*Data for this exercise:*
▼

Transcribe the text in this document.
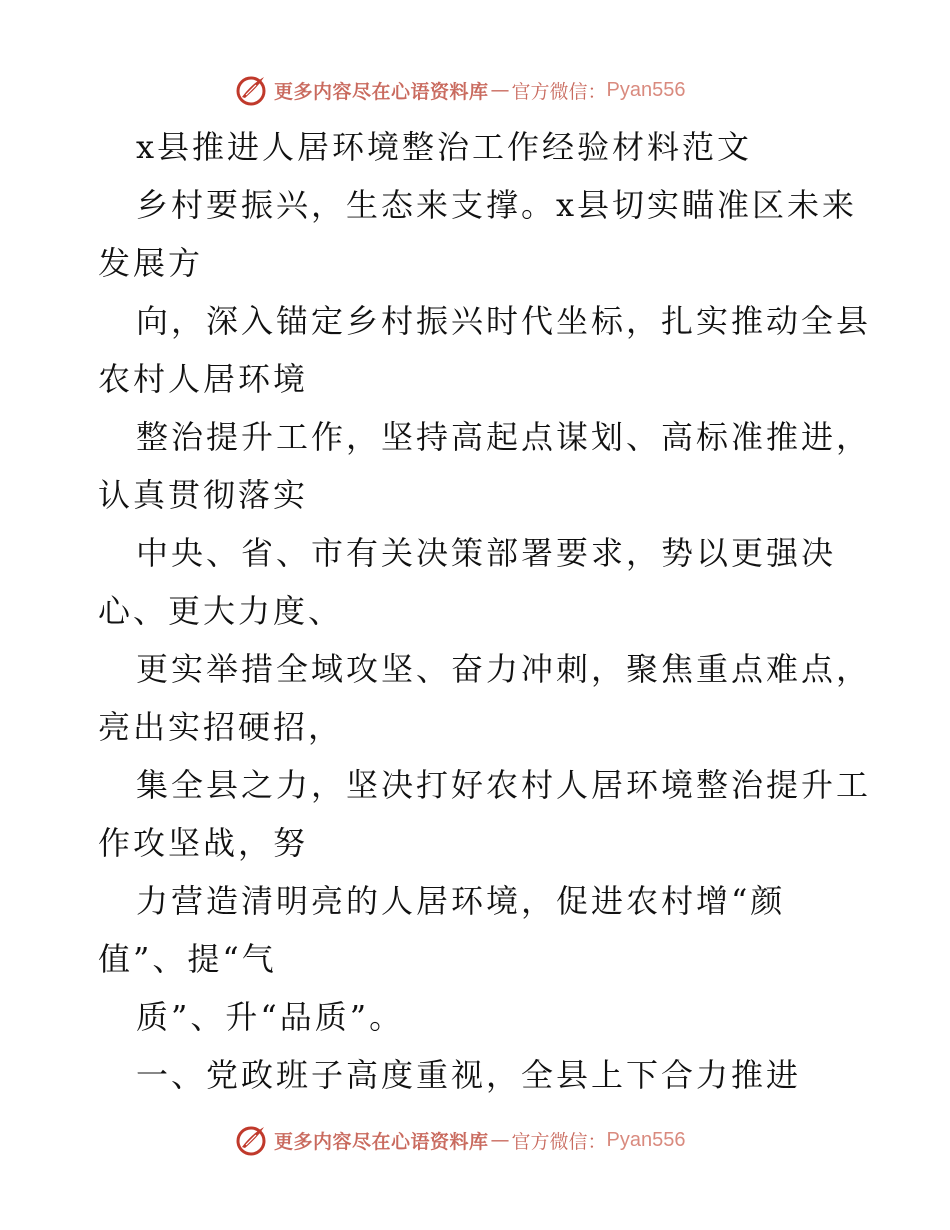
更多内容尽在心语资料库 — 官方微信： Pyan556
x县推进人居环境整治工作经验材料范文
乡村要振兴，生态来支撑。x县切实瞄准区未来
发展方
向，深入锚定乡村振兴时代坐标，扎实推动全县
农村人居环境
整治提升工作，坚持高起点谋划、高标准推进，
认真贯彻落实
中央、省、市有关决策部署要求，势以更强决
心、更大力度、
更实举措全域攻坚、奋力冲刺，聚焦重点难点，
亮出实招硬招，
集全县之力，坚决打好农村人居环境整治提升工
作攻坚战，努
力营造清明亮的人居环境，促进农村增“颜
值”、提“气
质”、升“品质”。
一、党政班子高度重视，全县上下合力推进
更多内容尽在心语资料库 — 官方微信： Pyan556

▲

*Written exercise:* Repeat each entry above word for word, leaving every picture out.

*Worked answer:*
Transcribe the text in this document.
更多内容尽在心语资料库 — 官方微信： Pyan556
x县推进人居环境整治工作经验材料范文
乡村要振兴，生态来支撑。x县切实瞄准区未来
发展方
向，深入锚定乡村振兴时代坐标，扎实推动全县
农村人居环境
整治提升工作，坚持高起点谋划、高标准推进，
认真贯彻落实
中央、省、市有关决策部署要求，势以更强决
心、更大力度、
更实举措全域攻坚、奋力冲刺，聚焦重点难点，
亮出实招硬招，
集全县之力，坚决打好农村人居环境整治提升工
作攻坚战，努
力营造清明亮的人居环境，促进农村增“颜
值”、提“气
质”、升“品质”。
一、党政班子高度重视，全县上下合力推进
更多内容尽在心语资料库 — 官方微信： Pyan556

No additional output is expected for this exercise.